======== DATASET ENTRIES ========

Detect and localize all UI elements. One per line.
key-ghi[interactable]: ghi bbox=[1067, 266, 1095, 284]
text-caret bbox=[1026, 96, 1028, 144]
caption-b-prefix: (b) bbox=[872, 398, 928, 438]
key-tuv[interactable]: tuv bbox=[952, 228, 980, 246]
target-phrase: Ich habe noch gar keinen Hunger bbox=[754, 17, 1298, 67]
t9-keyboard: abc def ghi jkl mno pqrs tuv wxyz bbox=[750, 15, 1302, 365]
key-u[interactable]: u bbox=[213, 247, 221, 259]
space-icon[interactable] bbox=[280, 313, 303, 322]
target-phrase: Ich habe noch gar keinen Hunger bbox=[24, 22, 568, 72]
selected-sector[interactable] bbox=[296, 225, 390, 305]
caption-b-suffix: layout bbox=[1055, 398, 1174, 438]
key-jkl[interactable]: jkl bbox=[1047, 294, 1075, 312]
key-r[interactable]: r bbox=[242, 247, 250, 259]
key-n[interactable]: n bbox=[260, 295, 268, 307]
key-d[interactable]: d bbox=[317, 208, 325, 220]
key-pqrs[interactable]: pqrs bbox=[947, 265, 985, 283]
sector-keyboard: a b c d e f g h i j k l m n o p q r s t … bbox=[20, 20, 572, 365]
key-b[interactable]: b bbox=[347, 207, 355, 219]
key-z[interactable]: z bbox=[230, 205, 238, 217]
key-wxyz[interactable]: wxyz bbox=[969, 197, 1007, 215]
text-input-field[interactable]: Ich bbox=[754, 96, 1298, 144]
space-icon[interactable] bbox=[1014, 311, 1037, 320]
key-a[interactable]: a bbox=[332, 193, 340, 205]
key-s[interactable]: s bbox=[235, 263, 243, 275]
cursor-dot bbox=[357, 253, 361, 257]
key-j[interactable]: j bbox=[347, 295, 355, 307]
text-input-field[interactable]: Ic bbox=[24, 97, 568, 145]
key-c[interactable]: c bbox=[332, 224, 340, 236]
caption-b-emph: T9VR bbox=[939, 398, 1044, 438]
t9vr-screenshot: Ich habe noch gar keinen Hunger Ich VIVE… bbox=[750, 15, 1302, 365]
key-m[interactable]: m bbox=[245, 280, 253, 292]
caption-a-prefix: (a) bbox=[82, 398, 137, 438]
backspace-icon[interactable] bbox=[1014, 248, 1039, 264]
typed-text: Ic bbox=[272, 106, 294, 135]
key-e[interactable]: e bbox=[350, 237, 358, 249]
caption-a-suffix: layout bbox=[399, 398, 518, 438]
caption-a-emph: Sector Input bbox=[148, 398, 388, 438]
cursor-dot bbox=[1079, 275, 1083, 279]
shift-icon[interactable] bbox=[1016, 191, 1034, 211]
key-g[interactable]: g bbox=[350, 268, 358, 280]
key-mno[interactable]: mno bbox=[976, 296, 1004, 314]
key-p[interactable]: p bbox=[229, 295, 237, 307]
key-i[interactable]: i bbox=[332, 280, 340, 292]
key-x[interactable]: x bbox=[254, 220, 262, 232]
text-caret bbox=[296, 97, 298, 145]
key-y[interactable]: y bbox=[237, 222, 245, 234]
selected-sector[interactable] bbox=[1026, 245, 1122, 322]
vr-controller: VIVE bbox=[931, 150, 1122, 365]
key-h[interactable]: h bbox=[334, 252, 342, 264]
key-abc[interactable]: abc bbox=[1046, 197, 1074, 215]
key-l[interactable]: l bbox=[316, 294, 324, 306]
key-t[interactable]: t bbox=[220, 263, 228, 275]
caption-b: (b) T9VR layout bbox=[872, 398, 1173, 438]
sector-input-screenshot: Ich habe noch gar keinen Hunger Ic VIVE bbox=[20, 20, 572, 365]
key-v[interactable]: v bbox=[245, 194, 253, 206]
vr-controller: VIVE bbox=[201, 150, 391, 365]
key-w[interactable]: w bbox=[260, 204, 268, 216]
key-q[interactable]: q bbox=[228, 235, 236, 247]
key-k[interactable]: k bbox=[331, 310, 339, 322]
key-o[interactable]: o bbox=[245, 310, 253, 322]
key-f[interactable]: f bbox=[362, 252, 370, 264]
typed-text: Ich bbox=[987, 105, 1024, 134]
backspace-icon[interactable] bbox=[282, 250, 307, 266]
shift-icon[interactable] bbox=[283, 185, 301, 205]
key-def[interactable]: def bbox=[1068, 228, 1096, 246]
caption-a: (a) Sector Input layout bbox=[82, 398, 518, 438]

========

= DIRECTIONS =
Render every line of the items above as a Markdown table with the columns Row and Entry, omitting any blank lines.

= COMPLETE OUTPUT =
| Row | Entry |
|---|---|
| 1 | Detect and localize all UI elements. One per line. |
| 2 | key-ghi[interactable]: ghi bbox=[1067, 266, 1095, 284] |
| 3 | text-caret bbox=[1026, 96, 1028, 144] |
| 4 | caption-b-prefix: (b) bbox=[872, 398, 928, 438] |
| 5 | key-tuv[interactable]: tuv bbox=[952, 228, 980, 246] |
| 6 | target-phrase: Ich habe noch gar keinen Hunger bbox=[754, 17, 1298, 67] |
| 7 | t9-keyboard: abc def ghi jkl mno pqrs tuv wxyz bbox=[750, 15, 1302, 365] |
| 8 | key-u[interactable]: u bbox=[213, 247, 221, 259] |
| 9 | space-icon[interactable] bbox=[280, 313, 303, 322] |
| 10 | target-phrase: Ich habe noch gar keinen Hunger bbox=[24, 22, 568, 72] |
| 11 | selected-sector[interactable] bbox=[296, 225, 390, 305] |
| 12 | caption-b-suffix: layout bbox=[1055, 398, 1174, 438] |
| 13 | key-jkl[interactable]: jkl bbox=[1047, 294, 1075, 312] |
| 14 | key-r[interactable]: r bbox=[242, 247, 250, 259] |
| 15 | key-n[interactable]: n bbox=[260, 295, 268, 307] |
| 16 | key-d[interactable]: d bbox=[317, 208, 325, 220] |
| 17 | key-pqrs[interactable]: pqrs bbox=[947, 265, 985, 283] |
| 18 | sector-keyboard: a b c d e f g h i j k l m n o p q r s t … bbox=[20, 20, 572, 365] |
| 19 | key-b[interactable]: b bbox=[347, 207, 355, 219] |
| 20 | key-z[interactable]: z bbox=[230, 205, 238, 217] |
| 21 | key-wxyz[interactable]: wxyz bbox=[969, 197, 1007, 215] |
| 22 | text-input-field[interactable]: Ich bbox=[754, 96, 1298, 144] |
| 23 | space-icon[interactable] bbox=[1014, 311, 1037, 320] |
| 24 | key-a[interactable]: a bbox=[332, 193, 340, 205] |
| 25 | key-s[interactable]: s bbox=[235, 263, 243, 275] |
| 26 | cursor-dot bbox=[357, 253, 361, 257] |
| 27 | key-j[interactable]: j bbox=[347, 295, 355, 307] |
| 28 | text-input-field[interactable]: Ic bbox=[24, 97, 568, 145] |
| 29 | key-c[interactable]: c bbox=[332, 224, 340, 236] |
| 30 | caption-b-emph: T9VR bbox=[939, 398, 1044, 438] |
| 31 | t9vr-screenshot: Ich habe noch gar keinen Hunger Ich VIVE… bbox=[750, 15, 1302, 365] |
| 32 | key-m[interactable]: m bbox=[245, 280, 253, 292] |
| 33 | caption-a-prefix: (a) bbox=[82, 398, 137, 438] |
| 34 | backspace-icon[interactable] bbox=[1014, 248, 1039, 264] |
| 35 | typed-text: Ic bbox=[272, 106, 294, 135] |
| 36 | key-e[interactable]: e bbox=[350, 237, 358, 249] |
| 37 | caption-a-suffix: layout bbox=[399, 398, 518, 438] |
| 38 | caption-a-emph: Sector Input bbox=[148, 398, 388, 438] |
| 39 | cursor-dot bbox=[1079, 275, 1083, 279] |
| 40 | shift-icon[interactable] bbox=[1016, 191, 1034, 211] |
| 41 | key-g[interactable]: g bbox=[350, 268, 358, 280] |
| 42 | key-mno[interactable]: mno bbox=[976, 296, 1004, 314] |
| 43 | key-p[interactable]: p bbox=[229, 295, 237, 307] |
| 44 | key-i[interactable]: i bbox=[332, 280, 340, 292] |
| 45 | key-x[interactable]: x bbox=[254, 220, 262, 232] |
| 46 | text-caret bbox=[296, 97, 298, 145] |
| 47 | key-y[interactable]: y bbox=[237, 222, 245, 234] |
| 48 | selected-sector[interactable] bbox=[1026, 245, 1122, 322] |
| 49 | vr-controller: VIVE bbox=[931, 150, 1122, 365] |
| 50 | key-h[interactable]: h bbox=[334, 252, 342, 264] |
| 51 | key-abc[interactable]: abc bbox=[1046, 197, 1074, 215] |
| 52 | key-l[interactable]: l bbox=[316, 294, 324, 306] |
| 53 | key-t[interactable]: t bbox=[220, 263, 228, 275] |
| 54 | caption-b: (b) T9VR layout bbox=[872, 398, 1173, 438] |
| 55 | sector-input-screenshot: Ich habe noch gar keinen Hunger Ic VIVE bbox=[20, 20, 572, 365] |
| 56 | key-v[interactable]: v bbox=[245, 194, 253, 206] |
| 57 | vr-controller: VIVE bbox=[201, 150, 391, 365] |
| 58 | key-w[interactable]: w bbox=[260, 204, 268, 216] |
| 59 | key-q[interactable]: q bbox=[228, 235, 236, 247] |
| 60 | key-k[interactable]: k bbox=[331, 310, 339, 322] |
| 61 | key-o[interactable]: o bbox=[245, 310, 253, 322] |
| 62 | key-f[interactable]: f bbox=[362, 252, 370, 264] |
| 63 | typed-text: Ich bbox=[987, 105, 1024, 134] |
| 64 | backspace-icon[interactable] bbox=[282, 250, 307, 266] |
| 65 | shift-icon[interactable] bbox=[283, 185, 301, 205] |
| 66 | key-def[interactable]: def bbox=[1068, 228, 1096, 246] |
| 67 | caption-a: (a) Sector Input layout bbox=[82, 398, 518, 438] |